▼▼▼
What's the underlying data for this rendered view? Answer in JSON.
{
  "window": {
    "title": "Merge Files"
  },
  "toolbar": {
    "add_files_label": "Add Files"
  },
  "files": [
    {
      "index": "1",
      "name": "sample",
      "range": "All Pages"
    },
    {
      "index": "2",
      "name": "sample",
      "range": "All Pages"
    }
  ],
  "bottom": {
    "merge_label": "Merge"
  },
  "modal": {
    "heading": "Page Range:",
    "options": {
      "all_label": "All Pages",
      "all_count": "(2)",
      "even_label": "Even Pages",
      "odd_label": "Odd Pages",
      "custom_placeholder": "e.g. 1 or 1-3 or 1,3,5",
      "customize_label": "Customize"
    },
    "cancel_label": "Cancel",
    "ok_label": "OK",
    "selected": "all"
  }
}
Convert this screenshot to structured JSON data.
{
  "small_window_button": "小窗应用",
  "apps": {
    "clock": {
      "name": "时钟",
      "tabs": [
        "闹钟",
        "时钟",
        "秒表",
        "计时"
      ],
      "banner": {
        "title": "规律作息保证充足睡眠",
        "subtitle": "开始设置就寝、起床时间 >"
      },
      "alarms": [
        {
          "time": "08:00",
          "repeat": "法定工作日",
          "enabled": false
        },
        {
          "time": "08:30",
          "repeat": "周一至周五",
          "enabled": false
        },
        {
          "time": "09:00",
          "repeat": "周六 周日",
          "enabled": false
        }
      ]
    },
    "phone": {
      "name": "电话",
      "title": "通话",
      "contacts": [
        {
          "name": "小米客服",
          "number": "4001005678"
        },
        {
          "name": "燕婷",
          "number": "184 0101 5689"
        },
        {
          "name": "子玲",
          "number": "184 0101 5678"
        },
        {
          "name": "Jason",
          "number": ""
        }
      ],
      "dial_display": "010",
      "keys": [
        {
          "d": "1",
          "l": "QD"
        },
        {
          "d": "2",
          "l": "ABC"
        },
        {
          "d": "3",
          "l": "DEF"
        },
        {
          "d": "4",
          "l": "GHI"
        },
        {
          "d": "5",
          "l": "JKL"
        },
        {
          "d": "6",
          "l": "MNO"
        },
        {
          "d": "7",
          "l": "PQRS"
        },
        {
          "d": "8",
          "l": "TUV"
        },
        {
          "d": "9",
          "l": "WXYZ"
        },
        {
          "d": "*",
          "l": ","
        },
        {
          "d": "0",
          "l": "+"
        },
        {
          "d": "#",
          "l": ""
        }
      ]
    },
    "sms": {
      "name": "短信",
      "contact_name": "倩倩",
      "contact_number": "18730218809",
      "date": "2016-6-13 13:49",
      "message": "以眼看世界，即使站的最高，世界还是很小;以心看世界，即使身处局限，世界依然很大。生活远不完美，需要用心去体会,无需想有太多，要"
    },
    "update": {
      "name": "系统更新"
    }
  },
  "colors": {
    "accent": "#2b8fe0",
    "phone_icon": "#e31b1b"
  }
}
▲▲▲
Task prompt =>
Looking at the material above, count the lines containing the string "repeat" and reply with the count alone.

Complete response =>
3